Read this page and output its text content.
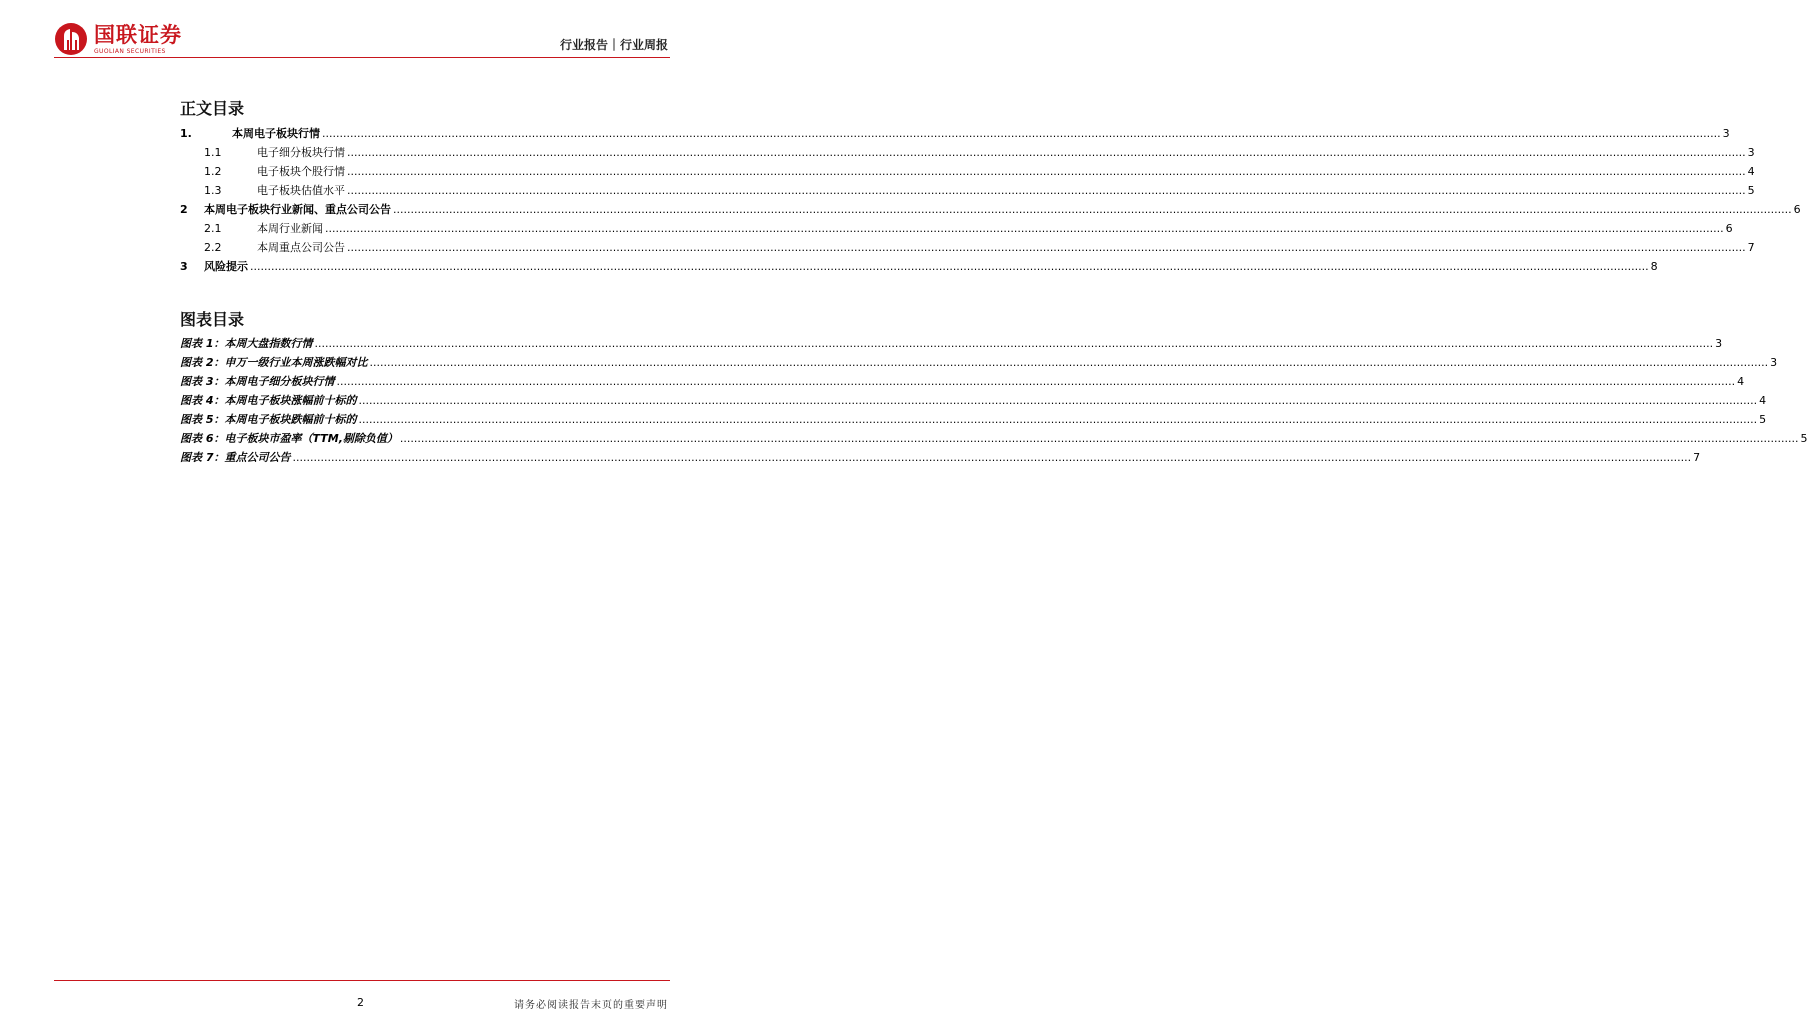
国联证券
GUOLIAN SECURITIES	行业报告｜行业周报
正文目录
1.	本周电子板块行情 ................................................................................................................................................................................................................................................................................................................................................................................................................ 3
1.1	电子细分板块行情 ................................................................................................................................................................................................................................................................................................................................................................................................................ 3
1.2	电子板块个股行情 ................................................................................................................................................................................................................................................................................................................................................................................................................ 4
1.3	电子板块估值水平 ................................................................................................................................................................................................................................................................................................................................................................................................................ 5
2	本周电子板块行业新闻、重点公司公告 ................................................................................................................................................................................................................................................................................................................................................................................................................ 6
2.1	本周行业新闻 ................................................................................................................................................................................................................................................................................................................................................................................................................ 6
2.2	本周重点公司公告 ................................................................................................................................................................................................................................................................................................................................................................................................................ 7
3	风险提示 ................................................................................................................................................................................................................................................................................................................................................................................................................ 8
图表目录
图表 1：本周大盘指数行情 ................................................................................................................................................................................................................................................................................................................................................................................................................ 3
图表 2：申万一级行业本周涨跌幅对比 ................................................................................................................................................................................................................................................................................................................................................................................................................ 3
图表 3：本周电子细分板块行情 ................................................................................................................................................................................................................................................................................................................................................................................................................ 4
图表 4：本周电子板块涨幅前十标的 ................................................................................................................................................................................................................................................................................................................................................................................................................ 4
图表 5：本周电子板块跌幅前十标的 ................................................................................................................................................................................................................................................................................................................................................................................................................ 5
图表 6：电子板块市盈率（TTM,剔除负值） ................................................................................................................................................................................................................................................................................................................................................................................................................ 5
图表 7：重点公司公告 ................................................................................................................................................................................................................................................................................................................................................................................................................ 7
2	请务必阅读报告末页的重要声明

**Written task**
Without the pictures, write out all of the material exactly.

**Solution for this problem**
Read this page and output its text content.
国联证券
GUOLIAN SECURITIES	行业报告｜行业周报
正文目录
1.	本周电子板块行情 ................................................................................................................................................................................................................................................................................................................................................................................................................ 3
1.1	电子细分板块行情 ................................................................................................................................................................................................................................................................................................................................................................................................................ 3
1.2	电子板块个股行情 ................................................................................................................................................................................................................................................................................................................................................................................................................ 4
1.3	电子板块估值水平 ................................................................................................................................................................................................................................................................................................................................................................................................................ 5
2	本周电子板块行业新闻、重点公司公告 ................................................................................................................................................................................................................................................................................................................................................................................................................ 6
2.1	本周行业新闻 ................................................................................................................................................................................................................................................................................................................................................................................................................ 6
2.2	本周重点公司公告 ................................................................................................................................................................................................................................................................................................................................................................................................................ 7
3	风险提示 ................................................................................................................................................................................................................................................................................................................................................................................................................ 8
图表目录
图表 1：本周大盘指数行情 ................................................................................................................................................................................................................................................................................................................................................................................................................ 3
图表 2：申万一级行业本周涨跌幅对比 ................................................................................................................................................................................................................................................................................................................................................................................................................ 3
图表 3：本周电子细分板块行情 ................................................................................................................................................................................................................................................................................................................................................................................................................ 4
图表 4：本周电子板块涨幅前十标的 ................................................................................................................................................................................................................................................................................................................................................................................................................ 4
图表 5：本周电子板块跌幅前十标的 ................................................................................................................................................................................................................................................................................................................................................................................................................ 5
图表 6：电子板块市盈率（TTM,剔除负值） ................................................................................................................................................................................................................................................................................................................................................................................................................ 5
图表 7：重点公司公告 ................................................................................................................................................................................................................................................................................................................................................................................................................ 7
2	请务必阅读报告末页的重要声明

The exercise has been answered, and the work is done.